* _YOUR INSTRUCTIONS_: Find the lines holding the string "image" in the data, then copy all of them.

Collected data entries
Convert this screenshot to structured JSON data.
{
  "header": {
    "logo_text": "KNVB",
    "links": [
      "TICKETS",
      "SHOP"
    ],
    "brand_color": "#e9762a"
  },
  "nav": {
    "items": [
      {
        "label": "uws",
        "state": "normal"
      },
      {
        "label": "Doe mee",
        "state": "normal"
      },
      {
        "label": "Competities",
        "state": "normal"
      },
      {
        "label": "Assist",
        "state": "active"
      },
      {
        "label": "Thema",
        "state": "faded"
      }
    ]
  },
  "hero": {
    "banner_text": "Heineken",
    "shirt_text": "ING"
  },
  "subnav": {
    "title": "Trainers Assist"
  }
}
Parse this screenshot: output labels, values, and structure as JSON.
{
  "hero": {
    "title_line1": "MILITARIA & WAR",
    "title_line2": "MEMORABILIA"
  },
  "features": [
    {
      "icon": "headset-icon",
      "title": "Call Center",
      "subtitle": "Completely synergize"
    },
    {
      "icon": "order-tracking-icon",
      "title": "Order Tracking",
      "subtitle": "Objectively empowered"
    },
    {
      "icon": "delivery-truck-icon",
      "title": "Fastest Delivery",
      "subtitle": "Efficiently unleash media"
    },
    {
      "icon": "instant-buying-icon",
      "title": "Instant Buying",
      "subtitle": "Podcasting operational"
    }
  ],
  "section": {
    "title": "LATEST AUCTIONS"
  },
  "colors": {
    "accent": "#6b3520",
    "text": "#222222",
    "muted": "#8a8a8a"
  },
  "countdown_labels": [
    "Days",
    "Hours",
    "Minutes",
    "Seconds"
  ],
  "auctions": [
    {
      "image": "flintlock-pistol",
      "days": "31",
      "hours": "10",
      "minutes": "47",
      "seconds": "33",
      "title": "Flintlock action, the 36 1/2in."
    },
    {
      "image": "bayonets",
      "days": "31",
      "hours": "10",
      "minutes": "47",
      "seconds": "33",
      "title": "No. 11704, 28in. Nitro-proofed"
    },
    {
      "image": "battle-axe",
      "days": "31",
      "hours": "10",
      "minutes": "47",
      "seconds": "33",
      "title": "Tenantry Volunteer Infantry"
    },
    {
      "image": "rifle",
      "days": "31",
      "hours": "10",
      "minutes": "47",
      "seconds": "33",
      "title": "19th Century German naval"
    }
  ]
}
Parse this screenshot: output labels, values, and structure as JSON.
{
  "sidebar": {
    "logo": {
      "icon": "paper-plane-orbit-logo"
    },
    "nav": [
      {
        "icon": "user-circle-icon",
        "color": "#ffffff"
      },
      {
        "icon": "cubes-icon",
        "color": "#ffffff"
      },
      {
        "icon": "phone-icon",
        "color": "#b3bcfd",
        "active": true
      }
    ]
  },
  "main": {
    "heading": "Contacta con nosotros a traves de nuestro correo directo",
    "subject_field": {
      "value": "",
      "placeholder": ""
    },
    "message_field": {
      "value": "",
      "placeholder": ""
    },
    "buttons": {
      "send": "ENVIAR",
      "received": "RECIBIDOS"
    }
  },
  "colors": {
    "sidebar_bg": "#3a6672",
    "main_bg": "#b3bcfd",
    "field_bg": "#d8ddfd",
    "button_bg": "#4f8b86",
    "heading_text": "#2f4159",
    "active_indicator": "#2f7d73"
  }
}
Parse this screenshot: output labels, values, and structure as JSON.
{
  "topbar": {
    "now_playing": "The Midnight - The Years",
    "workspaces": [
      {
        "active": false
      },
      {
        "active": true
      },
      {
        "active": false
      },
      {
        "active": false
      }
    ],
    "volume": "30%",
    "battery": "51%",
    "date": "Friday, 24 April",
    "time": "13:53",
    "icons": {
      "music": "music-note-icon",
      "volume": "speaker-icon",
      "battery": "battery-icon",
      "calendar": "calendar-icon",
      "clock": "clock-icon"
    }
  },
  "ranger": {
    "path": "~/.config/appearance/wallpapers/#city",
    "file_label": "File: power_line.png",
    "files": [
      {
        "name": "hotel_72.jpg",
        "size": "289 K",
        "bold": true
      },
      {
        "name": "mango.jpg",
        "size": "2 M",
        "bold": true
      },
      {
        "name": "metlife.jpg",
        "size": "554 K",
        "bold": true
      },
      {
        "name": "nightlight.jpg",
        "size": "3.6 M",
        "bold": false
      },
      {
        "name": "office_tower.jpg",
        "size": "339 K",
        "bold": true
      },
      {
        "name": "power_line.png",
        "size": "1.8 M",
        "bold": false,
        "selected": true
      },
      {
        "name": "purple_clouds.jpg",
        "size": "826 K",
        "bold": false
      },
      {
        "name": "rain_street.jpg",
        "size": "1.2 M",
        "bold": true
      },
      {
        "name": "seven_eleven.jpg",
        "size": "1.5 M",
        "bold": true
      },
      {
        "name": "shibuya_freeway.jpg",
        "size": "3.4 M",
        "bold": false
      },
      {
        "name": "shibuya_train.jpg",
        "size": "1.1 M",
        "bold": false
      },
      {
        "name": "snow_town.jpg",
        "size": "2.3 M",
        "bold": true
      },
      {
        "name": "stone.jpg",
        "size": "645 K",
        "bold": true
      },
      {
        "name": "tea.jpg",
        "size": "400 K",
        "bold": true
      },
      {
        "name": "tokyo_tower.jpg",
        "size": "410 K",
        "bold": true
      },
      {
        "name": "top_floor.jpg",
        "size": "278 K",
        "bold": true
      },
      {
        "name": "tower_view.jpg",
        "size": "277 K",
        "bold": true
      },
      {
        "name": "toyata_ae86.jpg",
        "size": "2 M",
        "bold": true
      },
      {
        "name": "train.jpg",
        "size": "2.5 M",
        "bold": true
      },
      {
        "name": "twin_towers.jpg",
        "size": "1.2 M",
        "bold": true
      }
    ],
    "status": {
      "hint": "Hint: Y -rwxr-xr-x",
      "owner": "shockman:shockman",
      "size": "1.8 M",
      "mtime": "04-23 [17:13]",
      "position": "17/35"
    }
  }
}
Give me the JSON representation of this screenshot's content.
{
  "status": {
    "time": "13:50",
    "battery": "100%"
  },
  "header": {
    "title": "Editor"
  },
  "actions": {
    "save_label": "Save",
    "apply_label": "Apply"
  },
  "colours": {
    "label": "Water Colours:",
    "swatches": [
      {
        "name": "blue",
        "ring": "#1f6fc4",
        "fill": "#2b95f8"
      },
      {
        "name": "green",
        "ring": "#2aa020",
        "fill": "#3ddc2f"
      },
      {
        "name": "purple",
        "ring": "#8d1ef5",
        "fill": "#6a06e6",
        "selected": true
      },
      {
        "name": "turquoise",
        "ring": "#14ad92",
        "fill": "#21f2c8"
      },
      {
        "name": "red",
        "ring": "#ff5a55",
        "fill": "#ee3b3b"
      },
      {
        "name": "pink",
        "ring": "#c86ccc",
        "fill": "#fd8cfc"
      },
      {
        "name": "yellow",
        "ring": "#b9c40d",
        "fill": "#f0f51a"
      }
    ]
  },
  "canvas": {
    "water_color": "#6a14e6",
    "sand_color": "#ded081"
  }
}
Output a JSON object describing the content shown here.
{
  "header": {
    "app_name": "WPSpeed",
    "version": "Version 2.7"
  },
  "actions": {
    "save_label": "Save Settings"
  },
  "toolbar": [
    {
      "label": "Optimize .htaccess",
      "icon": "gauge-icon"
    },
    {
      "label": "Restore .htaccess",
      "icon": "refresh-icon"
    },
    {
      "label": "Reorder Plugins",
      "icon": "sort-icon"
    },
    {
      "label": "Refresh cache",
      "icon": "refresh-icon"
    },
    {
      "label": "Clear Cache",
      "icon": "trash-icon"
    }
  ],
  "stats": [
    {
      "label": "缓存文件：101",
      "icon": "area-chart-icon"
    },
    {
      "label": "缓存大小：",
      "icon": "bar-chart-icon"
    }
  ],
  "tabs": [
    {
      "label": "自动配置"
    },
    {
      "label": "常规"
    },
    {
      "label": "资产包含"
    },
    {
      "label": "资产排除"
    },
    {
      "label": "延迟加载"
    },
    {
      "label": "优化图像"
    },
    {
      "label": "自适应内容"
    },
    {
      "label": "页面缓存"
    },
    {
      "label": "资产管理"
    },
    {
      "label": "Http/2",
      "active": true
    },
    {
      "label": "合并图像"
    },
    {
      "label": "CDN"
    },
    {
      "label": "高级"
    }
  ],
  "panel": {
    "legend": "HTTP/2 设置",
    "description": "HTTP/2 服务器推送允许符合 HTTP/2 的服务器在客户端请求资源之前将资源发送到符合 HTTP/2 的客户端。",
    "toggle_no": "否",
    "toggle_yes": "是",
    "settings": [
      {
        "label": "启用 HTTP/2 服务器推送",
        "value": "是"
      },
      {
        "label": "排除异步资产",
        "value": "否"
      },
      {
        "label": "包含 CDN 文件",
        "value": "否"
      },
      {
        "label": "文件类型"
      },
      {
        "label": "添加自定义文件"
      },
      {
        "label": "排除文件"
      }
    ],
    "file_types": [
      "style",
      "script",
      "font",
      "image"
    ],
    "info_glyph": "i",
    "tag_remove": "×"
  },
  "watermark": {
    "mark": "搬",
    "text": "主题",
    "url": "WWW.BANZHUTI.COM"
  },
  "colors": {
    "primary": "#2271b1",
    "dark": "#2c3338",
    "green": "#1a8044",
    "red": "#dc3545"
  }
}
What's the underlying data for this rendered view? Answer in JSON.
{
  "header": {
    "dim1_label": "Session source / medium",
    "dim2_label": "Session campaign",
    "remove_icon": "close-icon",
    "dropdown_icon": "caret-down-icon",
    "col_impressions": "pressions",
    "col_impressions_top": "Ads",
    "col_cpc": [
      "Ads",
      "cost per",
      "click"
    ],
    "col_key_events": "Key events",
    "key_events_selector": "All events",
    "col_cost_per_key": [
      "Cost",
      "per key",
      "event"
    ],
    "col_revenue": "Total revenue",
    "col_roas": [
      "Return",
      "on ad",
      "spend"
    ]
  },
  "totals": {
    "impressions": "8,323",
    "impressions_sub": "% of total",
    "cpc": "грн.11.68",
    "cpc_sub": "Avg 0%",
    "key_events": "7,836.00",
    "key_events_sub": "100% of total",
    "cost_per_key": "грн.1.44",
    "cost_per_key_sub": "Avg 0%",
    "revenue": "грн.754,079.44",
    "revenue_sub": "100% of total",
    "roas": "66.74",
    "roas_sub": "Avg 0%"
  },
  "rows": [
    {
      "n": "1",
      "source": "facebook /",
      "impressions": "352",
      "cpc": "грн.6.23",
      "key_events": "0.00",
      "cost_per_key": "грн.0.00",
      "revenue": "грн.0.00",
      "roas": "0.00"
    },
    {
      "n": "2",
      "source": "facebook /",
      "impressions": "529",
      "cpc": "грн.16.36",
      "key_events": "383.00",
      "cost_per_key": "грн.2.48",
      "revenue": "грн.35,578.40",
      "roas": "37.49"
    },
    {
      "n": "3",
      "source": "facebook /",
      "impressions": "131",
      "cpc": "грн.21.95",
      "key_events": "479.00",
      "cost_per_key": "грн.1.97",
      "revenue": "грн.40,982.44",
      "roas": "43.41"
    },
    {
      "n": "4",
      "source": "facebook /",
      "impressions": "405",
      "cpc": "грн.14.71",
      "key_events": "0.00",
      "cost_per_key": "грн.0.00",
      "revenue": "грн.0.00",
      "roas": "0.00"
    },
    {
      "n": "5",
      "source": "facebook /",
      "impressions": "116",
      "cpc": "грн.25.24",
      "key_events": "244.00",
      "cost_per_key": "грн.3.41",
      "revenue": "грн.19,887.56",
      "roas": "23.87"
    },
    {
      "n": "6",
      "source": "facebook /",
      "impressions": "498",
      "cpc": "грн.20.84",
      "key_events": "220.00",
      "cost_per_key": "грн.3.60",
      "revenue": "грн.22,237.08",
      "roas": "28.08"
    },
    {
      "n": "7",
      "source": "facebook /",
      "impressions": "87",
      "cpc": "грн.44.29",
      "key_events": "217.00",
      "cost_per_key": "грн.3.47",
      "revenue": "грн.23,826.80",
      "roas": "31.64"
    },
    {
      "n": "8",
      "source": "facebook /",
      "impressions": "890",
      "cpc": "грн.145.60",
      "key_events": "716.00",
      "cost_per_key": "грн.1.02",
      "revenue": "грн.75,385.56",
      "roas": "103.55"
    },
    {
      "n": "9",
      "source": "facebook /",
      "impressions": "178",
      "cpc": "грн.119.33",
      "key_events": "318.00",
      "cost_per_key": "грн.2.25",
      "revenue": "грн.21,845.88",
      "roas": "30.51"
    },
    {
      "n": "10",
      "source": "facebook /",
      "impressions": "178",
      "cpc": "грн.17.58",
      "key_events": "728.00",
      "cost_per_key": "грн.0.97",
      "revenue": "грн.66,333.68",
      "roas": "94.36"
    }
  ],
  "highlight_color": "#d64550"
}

* _FINAL ANSWER_:
      "image": "flintlock-pistol",
      "image": "bayonets",
      "image": "battle-axe",
      "image": "rifle",
      "image"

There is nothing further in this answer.